## Exercise
With the images removed, repeat the data below exactly.

## Records provided
****************************************

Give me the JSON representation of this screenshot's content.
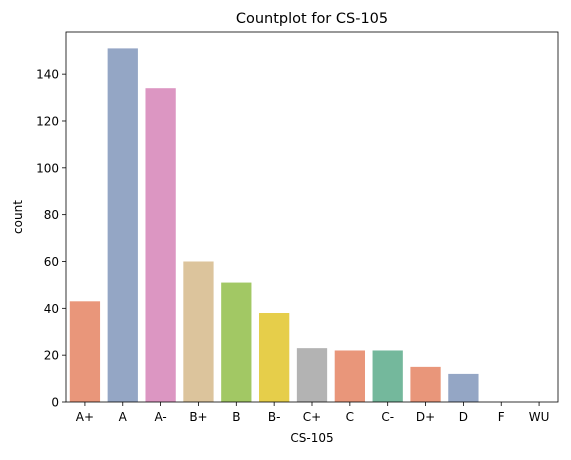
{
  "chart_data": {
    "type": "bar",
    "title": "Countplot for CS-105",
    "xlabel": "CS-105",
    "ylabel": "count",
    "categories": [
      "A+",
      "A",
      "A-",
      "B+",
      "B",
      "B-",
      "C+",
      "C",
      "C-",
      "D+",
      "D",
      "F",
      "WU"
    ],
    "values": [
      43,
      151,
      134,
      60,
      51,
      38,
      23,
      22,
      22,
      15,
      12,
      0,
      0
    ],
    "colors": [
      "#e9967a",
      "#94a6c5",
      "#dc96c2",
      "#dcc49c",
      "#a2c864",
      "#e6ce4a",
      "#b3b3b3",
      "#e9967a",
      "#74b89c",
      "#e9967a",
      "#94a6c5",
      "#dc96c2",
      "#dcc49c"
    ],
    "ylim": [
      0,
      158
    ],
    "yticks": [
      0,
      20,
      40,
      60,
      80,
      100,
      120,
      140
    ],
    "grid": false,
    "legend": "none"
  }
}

****************************************

## Response for this exercise
Give me the JSON representation of this screenshot's content.
{
  "chart_data": {
    "type": "bar",
    "title": "Countplot for CS-105",
    "xlabel": "CS-105",
    "ylabel": "count",
    "categories": [
      "A+",
      "A",
      "A-",
      "B+",
      "B",
      "B-",
      "C+",
      "C",
      "C-",
      "D+",
      "D",
      "F",
      "WU"
    ],
    "values": [
      43,
      151,
      134,
      60,
      51,
      38,
      23,
      22,
      22,
      15,
      12,
      0,
      0
    ],
    "colors": [
      "#e9967a",
      "#94a6c5",
      "#dc96c2",
      "#dcc49c",
      "#a2c864",
      "#e6ce4a",
      "#b3b3b3",
      "#e9967a",
      "#74b89c",
      "#e9967a",
      "#94a6c5",
      "#dc96c2",
      "#dcc49c"
    ],
    "ylim": [
      0,
      158
    ],
    "yticks": [
      0,
      20,
      40,
      60,
      80,
      100,
      120,
      140
    ],
    "grid": false,
    "legend": "none"
  }
}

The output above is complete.